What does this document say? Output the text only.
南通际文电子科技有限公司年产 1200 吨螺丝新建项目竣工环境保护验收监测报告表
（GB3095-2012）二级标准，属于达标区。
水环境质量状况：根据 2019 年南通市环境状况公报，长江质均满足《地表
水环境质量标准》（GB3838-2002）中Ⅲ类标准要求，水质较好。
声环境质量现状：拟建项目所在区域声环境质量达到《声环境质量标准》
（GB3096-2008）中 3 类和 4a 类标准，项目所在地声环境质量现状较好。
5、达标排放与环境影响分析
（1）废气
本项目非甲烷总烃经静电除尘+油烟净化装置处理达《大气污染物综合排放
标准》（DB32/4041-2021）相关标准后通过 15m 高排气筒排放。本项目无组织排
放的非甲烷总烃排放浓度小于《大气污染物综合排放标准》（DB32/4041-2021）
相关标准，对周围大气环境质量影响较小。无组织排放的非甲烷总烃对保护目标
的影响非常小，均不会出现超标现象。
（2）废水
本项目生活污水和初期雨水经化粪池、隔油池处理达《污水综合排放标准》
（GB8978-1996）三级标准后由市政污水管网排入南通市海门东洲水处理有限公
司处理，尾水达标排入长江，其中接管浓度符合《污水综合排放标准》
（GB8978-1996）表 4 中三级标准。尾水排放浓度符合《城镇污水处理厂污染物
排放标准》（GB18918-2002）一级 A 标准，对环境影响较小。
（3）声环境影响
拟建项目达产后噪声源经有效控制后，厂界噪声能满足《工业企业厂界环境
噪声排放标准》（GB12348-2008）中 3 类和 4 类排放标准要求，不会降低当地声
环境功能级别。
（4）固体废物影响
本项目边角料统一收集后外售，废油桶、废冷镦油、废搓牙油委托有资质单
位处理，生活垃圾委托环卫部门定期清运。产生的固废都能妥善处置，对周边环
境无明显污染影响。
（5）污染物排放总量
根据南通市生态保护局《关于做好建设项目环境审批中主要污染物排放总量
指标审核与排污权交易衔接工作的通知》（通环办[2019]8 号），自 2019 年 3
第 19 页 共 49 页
==*==
- _Goal_
Write out the records above again, keeping each one identical to the original.

- _Solution to the problem_
What does this document say? Output the text only.
南通际文电子科技有限公司年产 1200 吨螺丝新建项目竣工环境保护验收监测报告表
（GB3095-2012）二级标准，属于达标区。
水环境质量状况：根据 2019 年南通市环境状况公报，长江质均满足《地表
水环境质量标准》（GB3838-2002）中Ⅲ类标准要求，水质较好。
声环境质量现状：拟建项目所在区域声环境质量达到《声环境质量标准》
（GB3096-2008）中 3 类和 4a 类标准，项目所在地声环境质量现状较好。
5、达标排放与环境影响分析
（1）废气
本项目非甲烷总烃经静电除尘+油烟净化装置处理达《大气污染物综合排放
标准》（DB32/4041-2021）相关标准后通过 15m 高排气筒排放。本项目无组织排
放的非甲烷总烃排放浓度小于《大气污染物综合排放标准》（DB32/4041-2021）
相关标准，对周围大气环境质量影响较小。无组织排放的非甲烷总烃对保护目标
的影响非常小，均不会出现超标现象。
（2）废水
本项目生活污水和初期雨水经化粪池、隔油池处理达《污水综合排放标准》
（GB8978-1996）三级标准后由市政污水管网排入南通市海门东洲水处理有限公
司处理，尾水达标排入长江，其中接管浓度符合《污水综合排放标准》
（GB8978-1996）表 4 中三级标准。尾水排放浓度符合《城镇污水处理厂污染物
排放标准》（GB18918-2002）一级 A 标准，对环境影响较小。
（3）声环境影响
拟建项目达产后噪声源经有效控制后，厂界噪声能满足《工业企业厂界环境
噪声排放标准》（GB12348-2008）中 3 类和 4 类排放标准要求，不会降低当地声
环境功能级别。
（4）固体废物影响
本项目边角料统一收集后外售，废油桶、废冷镦油、废搓牙油委托有资质单
位处理，生活垃圾委托环卫部门定期清运。产生的固废都能妥善处置，对周边环
境无明显污染影响。
（5）污染物排放总量
根据南通市生态保护局《关于做好建设项目环境审批中主要污染物排放总量
指标审核与排污权交易衔接工作的通知》（通环办[2019]8 号），自 2019 年 3
第 19 页 共 49 页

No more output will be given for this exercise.